Report how many lines hold the word "Google"; give nothing but the number.

··· Data excerpts

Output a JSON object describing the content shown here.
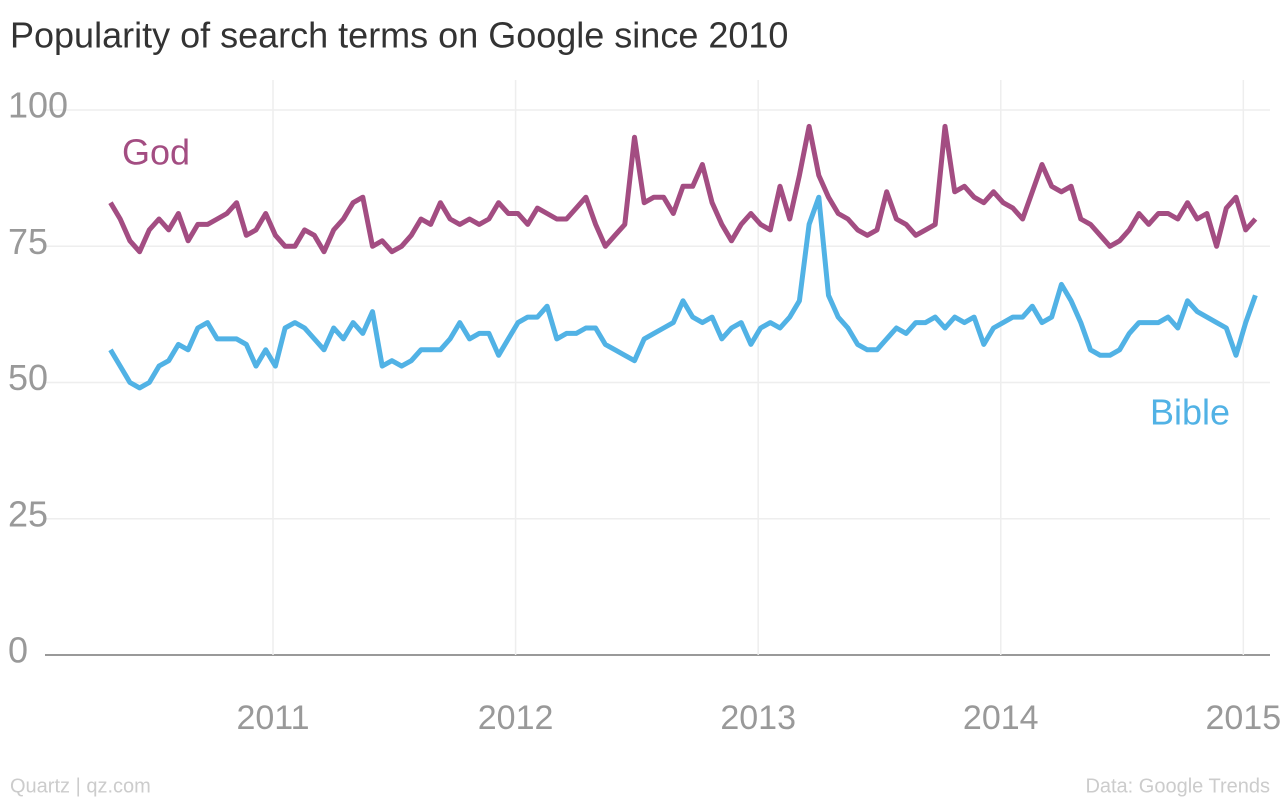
{
  "chart_data": {
    "type": "line",
    "title": "Popularity of search terms on Google since 2010",
    "source_left": "Quartz | qz.com",
    "source_right": "Data: Google Trends",
    "x": [
      2010.33,
      2010.37,
      2010.41,
      2010.45,
      2010.49,
      2010.53,
      2010.57,
      2010.61,
      2010.65,
      2010.69,
      2010.73,
      2010.77,
      2010.81,
      2010.85,
      2010.89,
      2010.93,
      2010.97,
      2011.01,
      2011.05,
      2011.09,
      2011.13,
      2011.17,
      2011.21,
      2011.25,
      2011.29,
      2011.33,
      2011.37,
      2011.41,
      2011.45,
      2011.49,
      2011.53,
      2011.57,
      2011.61,
      2011.65,
      2011.69,
      2011.73,
      2011.77,
      2011.81,
      2011.85,
      2011.89,
      2011.93,
      2011.97,
      2012.01,
      2012.05,
      2012.09,
      2012.13,
      2012.17,
      2012.21,
      2012.25,
      2012.29,
      2012.33,
      2012.37,
      2012.41,
      2012.45,
      2012.49,
      2012.53,
      2012.57,
      2012.61,
      2012.65,
      2012.69,
      2012.73,
      2012.77,
      2012.81,
      2012.85,
      2012.89,
      2012.93,
      2012.97,
      2013.01,
      2013.05,
      2013.09,
      2013.13,
      2013.17,
      2013.21,
      2013.25,
      2013.29,
      2013.33,
      2013.37,
      2013.41,
      2013.45,
      2013.49,
      2013.53,
      2013.57,
      2013.61,
      2013.65,
      2013.69,
      2013.73,
      2013.77,
      2013.81,
      2013.85,
      2013.89,
      2013.93,
      2013.97,
      2014.01,
      2014.05,
      2014.09,
      2014.13,
      2014.17,
      2014.21,
      2014.25,
      2014.29,
      2014.33,
      2014.37,
      2014.41,
      2014.45,
      2014.49,
      2014.53,
      2014.57,
      2014.61,
      2014.65,
      2014.69,
      2014.73,
      2014.77,
      2014.81,
      2014.85,
      2014.89,
      2014.93,
      2014.97,
      2015.01,
      2015.05
    ],
    "series": [
      {
        "name": "God",
        "color": "#a34d82",
        "values": [
          83,
          80,
          76,
          74,
          78,
          80,
          78,
          81,
          76,
          79,
          79,
          80,
          81,
          83,
          77,
          78,
          81,
          77,
          75,
          75,
          78,
          77,
          74,
          78,
          80,
          83,
          84,
          75,
          76,
          74,
          75,
          77,
          80,
          79,
          83,
          80,
          79,
          80,
          79,
          80,
          83,
          81,
          81,
          79,
          82,
          81,
          80,
          80,
          82,
          84,
          79,
          75,
          77,
          79,
          95,
          83,
          84,
          84,
          81,
          86,
          86,
          90,
          83,
          79,
          76,
          79,
          81,
          79,
          78,
          86,
          80,
          88,
          97,
          88,
          84,
          81,
          80,
          78,
          77,
          78,
          85,
          80,
          79,
          77,
          78,
          79,
          97,
          85,
          86,
          84,
          83,
          85,
          83,
          82,
          80,
          85,
          90,
          86,
          85,
          86,
          80,
          79,
          77,
          75,
          76,
          78,
          81,
          79,
          81,
          81,
          80,
          83,
          80,
          81,
          75,
          82,
          84,
          78,
          80
        ]
      },
      {
        "name": "Bible",
        "color": "#51b2e5",
        "values": [
          56,
          53,
          50,
          49,
          50,
          53,
          54,
          57,
          56,
          60,
          61,
          58,
          58,
          58,
          57,
          53,
          56,
          53,
          60,
          61,
          60,
          58,
          56,
          60,
          58,
          61,
          59,
          63,
          53,
          54,
          53,
          54,
          56,
          56,
          56,
          58,
          61,
          58,
          59,
          59,
          55,
          58,
          61,
          62,
          62,
          64,
          58,
          59,
          59,
          60,
          60,
          57,
          56,
          55,
          54,
          58,
          59,
          60,
          61,
          65,
          62,
          61,
          62,
          58,
          60,
          61,
          57,
          60,
          61,
          60,
          62,
          65,
          79,
          84,
          66,
          62,
          60,
          57,
          56,
          56,
          58,
          60,
          59,
          61,
          61,
          62,
          60,
          62,
          61,
          62,
          57,
          60,
          61,
          62,
          62,
          64,
          61,
          62,
          68,
          65,
          61,
          56,
          55,
          55,
          56,
          59,
          61,
          61,
          61,
          62,
          60,
          65,
          63,
          62,
          61,
          60,
          55,
          61,
          66
        ]
      }
    ],
    "xlim": [
      2010.06,
      2015.11
    ],
    "xticks": [
      2011,
      2012,
      2013,
      2014,
      2015
    ],
    "ylim": [
      0,
      100
    ],
    "yticks": [
      0,
      25,
      50,
      75,
      100
    ],
    "grid": true
  }
}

······

◆ Finished answer
2